Repeat every record below exactly as it appears.

[START OF Given entries]

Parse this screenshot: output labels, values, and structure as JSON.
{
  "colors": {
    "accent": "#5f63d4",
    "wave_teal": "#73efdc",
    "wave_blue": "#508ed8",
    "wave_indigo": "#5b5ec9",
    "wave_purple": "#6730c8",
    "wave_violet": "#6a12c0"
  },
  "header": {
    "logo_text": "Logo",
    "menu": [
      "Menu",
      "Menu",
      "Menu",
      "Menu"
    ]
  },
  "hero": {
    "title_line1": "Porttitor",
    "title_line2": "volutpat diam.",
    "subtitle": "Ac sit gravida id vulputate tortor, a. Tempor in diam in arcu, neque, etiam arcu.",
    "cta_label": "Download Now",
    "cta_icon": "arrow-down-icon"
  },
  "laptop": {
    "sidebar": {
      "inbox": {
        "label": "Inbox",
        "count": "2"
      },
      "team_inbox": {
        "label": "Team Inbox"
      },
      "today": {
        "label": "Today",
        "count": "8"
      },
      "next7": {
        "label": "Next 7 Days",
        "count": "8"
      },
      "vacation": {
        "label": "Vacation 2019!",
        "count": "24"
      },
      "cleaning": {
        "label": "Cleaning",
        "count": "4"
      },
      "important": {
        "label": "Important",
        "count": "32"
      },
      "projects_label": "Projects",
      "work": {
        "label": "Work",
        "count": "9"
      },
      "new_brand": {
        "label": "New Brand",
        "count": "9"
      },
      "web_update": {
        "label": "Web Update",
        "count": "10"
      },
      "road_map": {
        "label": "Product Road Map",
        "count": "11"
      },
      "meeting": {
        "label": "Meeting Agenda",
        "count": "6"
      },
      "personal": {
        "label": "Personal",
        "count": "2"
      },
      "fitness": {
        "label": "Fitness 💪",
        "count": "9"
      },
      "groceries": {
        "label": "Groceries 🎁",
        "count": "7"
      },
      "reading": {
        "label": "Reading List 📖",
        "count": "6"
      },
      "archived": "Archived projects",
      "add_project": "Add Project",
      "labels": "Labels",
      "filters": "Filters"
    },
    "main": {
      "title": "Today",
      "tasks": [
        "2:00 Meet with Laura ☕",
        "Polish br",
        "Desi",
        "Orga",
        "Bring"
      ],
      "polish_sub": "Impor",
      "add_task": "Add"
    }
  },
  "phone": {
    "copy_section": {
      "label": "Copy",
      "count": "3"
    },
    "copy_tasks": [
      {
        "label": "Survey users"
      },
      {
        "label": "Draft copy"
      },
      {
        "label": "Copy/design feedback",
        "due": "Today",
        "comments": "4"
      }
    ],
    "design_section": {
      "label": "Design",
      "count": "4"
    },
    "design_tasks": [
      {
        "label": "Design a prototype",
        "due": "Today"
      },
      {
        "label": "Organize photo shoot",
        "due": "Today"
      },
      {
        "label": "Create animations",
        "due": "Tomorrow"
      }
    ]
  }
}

[END OF Given entries]

- [Solution for this exercise]:
Parse this screenshot: output labels, values, and structure as JSON.
{
  "colors": {
    "accent": "#5f63d4",
    "wave_teal": "#73efdc",
    "wave_blue": "#508ed8",
    "wave_indigo": "#5b5ec9",
    "wave_purple": "#6730c8",
    "wave_violet": "#6a12c0"
  },
  "header": {
    "logo_text": "Logo",
    "menu": [
      "Menu",
      "Menu",
      "Menu",
      "Menu"
    ]
  },
  "hero": {
    "title_line1": "Porttitor",
    "title_line2": "volutpat diam.",
    "subtitle": "Ac sit gravida id vulputate tortor, a. Tempor in diam in arcu, neque, etiam arcu.",
    "cta_label": "Download Now",
    "cta_icon": "arrow-down-icon"
  },
  "laptop": {
    "sidebar": {
      "inbox": {
        "label": "Inbox",
        "count": "2"
      },
      "team_inbox": {
        "label": "Team Inbox"
      },
      "today": {
        "label": "Today",
        "count": "8"
      },
      "next7": {
        "label": "Next 7 Days",
        "count": "8"
      },
      "vacation": {
        "label": "Vacation 2019!",
        "count": "24"
      },
      "cleaning": {
        "label": "Cleaning",
        "count": "4"
      },
      "important": {
        "label": "Important",
        "count": "32"
      },
      "projects_label": "Projects",
      "work": {
        "label": "Work",
        "count": "9"
      },
      "new_brand": {
        "label": "New Brand",
        "count": "9"
      },
      "web_update": {
        "label": "Web Update",
        "count": "10"
      },
      "road_map": {
        "label": "Product Road Map",
        "count": "11"
      },
      "meeting": {
        "label": "Meeting Agenda",
        "count": "6"
      },
      "personal": {
        "label": "Personal",
        "count": "2"
      },
      "fitness": {
        "label": "Fitness 💪",
        "count": "9"
      },
      "groceries": {
        "label": "Groceries 🎁",
        "count": "7"
      },
      "reading": {
        "label": "Reading List 📖",
        "count": "6"
      },
      "archived": "Archived projects",
      "add_project": "Add Project",
      "labels": "Labels",
      "filters": "Filters"
    },
    "main": {
      "title": "Today",
      "tasks": [
        "2:00 Meet with Laura ☕",
        "Polish br",
        "Desi",
        "Orga",
        "Bring"
      ],
      "polish_sub": "Impor",
      "add_task": "Add"
    }
  },
  "phone": {
    "copy_section": {
      "label": "Copy",
      "count": "3"
    },
    "copy_tasks": [
      {
        "label": "Survey users"
      },
      {
        "label": "Draft copy"
      },
      {
        "label": "Copy/design feedback",
        "due": "Today",
        "comments": "4"
      }
    ],
    "design_section": {
      "label": "Design",
      "count": "4"
    },
    "design_tasks": [
      {
        "label": "Design a prototype",
        "due": "Today"
      },
      {
        "label": "Organize photo shoot",
        "due": "Today"
      },
      {
        "label": "Create animations",
        "due": "Tomorrow"
      }
    ]
  }
}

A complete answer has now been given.